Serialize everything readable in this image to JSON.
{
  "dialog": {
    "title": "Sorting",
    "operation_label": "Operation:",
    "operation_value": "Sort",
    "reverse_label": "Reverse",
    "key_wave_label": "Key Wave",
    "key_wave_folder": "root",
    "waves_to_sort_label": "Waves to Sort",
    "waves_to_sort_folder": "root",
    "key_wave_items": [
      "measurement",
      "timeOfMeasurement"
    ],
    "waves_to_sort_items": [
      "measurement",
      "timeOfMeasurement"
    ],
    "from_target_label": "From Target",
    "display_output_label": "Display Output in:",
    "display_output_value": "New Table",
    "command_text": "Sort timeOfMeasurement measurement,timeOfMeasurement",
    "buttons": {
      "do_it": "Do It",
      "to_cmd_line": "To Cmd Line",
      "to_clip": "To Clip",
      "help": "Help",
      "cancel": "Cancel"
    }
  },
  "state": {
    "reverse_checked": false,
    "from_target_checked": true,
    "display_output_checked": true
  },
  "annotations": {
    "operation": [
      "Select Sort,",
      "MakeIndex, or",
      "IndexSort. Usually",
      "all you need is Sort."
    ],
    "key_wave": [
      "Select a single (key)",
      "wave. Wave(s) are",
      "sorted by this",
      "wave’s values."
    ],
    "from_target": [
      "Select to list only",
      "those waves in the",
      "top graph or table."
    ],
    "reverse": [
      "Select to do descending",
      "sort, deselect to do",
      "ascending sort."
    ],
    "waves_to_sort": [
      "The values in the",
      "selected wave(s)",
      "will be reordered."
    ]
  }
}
--
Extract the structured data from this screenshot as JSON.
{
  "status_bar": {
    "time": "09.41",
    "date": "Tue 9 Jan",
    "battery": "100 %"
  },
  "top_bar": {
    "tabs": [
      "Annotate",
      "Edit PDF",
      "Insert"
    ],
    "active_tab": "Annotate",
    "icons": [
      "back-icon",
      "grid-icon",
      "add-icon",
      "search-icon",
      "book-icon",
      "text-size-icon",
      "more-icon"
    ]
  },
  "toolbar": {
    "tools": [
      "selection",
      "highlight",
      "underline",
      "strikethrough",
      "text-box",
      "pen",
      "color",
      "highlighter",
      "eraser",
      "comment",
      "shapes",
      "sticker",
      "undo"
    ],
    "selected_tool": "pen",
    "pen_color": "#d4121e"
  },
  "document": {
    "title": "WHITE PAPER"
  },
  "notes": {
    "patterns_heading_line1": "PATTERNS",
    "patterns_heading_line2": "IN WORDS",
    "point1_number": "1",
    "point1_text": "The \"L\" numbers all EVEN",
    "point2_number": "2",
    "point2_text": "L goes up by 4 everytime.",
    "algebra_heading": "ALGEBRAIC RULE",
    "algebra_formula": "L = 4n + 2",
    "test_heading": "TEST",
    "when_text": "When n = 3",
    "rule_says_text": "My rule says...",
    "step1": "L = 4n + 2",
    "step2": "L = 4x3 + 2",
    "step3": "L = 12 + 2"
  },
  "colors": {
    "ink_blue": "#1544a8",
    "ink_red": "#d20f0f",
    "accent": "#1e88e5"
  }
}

■ Exercise prompt ■
All lines above containing the string "root" are to be collected.

■ Final result ■
    "key_wave_folder": "root",
    "waves_to_sort_folder": "root",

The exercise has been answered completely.